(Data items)
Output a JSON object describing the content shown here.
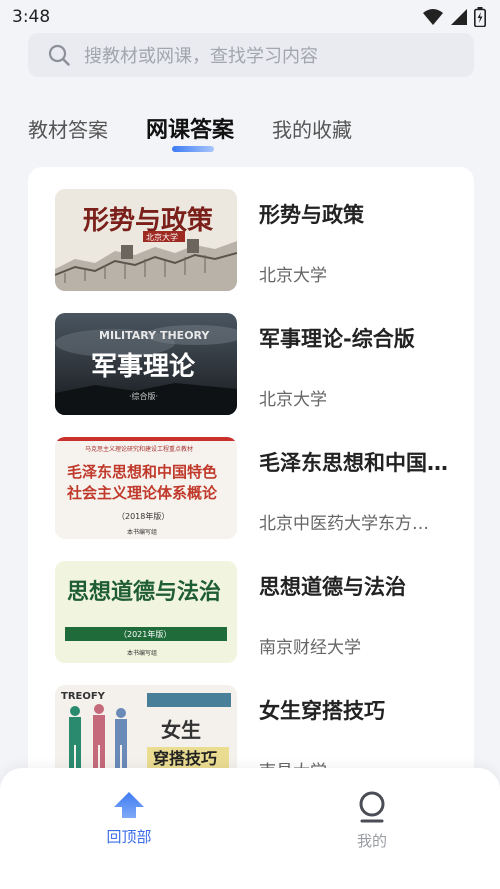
{
  "status": {
    "time": "3:48"
  },
  "search": {
    "placeholder": "搜教材或网课，查找学习内容"
  },
  "tabs": [
    {
      "label": "教材答案",
      "active": false
    },
    {
      "label": "网课答案",
      "active": true
    },
    {
      "label": "我的收藏",
      "active": false
    }
  ],
  "courses": [
    {
      "title": "形势与政策",
      "school": "北京大学",
      "cover_text": "形势与政策",
      "cover_sub": "北京大学"
    },
    {
      "title": "军事理论-综合版",
      "school": "北京大学",
      "cover_text": "军事理论",
      "cover_top": "MILITARY THEORY",
      "cover_sub": "·综合版·"
    },
    {
      "title": "毛泽东思想和中国特色社会主义理论体系概论",
      "school": "北京中医药大学东方学院",
      "cover_top": "马克思主义理论研究和建设工程重点教材",
      "cover_line1": "毛泽东思想和中国特色",
      "cover_line2": "社会主义理论体系概论",
      "cover_sub": "（2018年版）",
      "cover_foot": "本书编写组"
    },
    {
      "title": "思想道德与法治",
      "school": "南京财经大学",
      "cover_text": "思想道德与法治",
      "cover_sub": "（2021年版）",
      "cover_foot": "本书编写组"
    },
    {
      "title": "女生穿搭技巧",
      "school": "南昌大学",
      "cover_top": "TREOFY",
      "cover_line1": "女生",
      "cover_line2": "穿搭技巧"
    }
  ],
  "bottom_nav": [
    {
      "label": "回顶部",
      "icon": "arrow-up-icon",
      "active": true,
      "color": "#3b6fe8"
    },
    {
      "label": "我的",
      "icon": "profile-icon",
      "active": false,
      "color": "#9a9ca3"
    }
  ]
}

**Request**
Quote the material exactly. Pictures stay out.

**Correct answer**
Output a JSON object describing the content shown here.
{
  "status": {
    "time": "3:48"
  },
  "search": {
    "placeholder": "搜教材或网课，查找学习内容"
  },
  "tabs": [
    {
      "label": "教材答案",
      "active": false
    },
    {
      "label": "网课答案",
      "active": true
    },
    {
      "label": "我的收藏",
      "active": false
    }
  ],
  "courses": [
    {
      "title": "形势与政策",
      "school": "北京大学",
      "cover_text": "形势与政策",
      "cover_sub": "北京大学"
    },
    {
      "title": "军事理论-综合版",
      "school": "北京大学",
      "cover_text": "军事理论",
      "cover_top": "MILITARY THEORY",
      "cover_sub": "·综合版·"
    },
    {
      "title": "毛泽东思想和中国特色社会主义理论体系概论",
      "school": "北京中医药大学东方学院",
      "cover_top": "马克思主义理论研究和建设工程重点教材",
      "cover_line1": "毛泽东思想和中国特色",
      "cover_line2": "社会主义理论体系概论",
      "cover_sub": "（2018年版）",
      "cover_foot": "本书编写组"
    },
    {
      "title": "思想道德与法治",
      "school": "南京财经大学",
      "cover_text": "思想道德与法治",
      "cover_sub": "（2021年版）",
      "cover_foot": "本书编写组"
    },
    {
      "title": "女生穿搭技巧",
      "school": "南昌大学",
      "cover_top": "TREOFY",
      "cover_line1": "女生",
      "cover_line2": "穿搭技巧"
    }
  ],
  "bottom_nav": [
    {
      "label": "回顶部",
      "icon": "arrow-up-icon",
      "active": true,
      "color": "#3b6fe8"
    },
    {
      "label": "我的",
      "icon": "profile-icon",
      "active": false,
      "color": "#9a9ca3"
    }
  ]
}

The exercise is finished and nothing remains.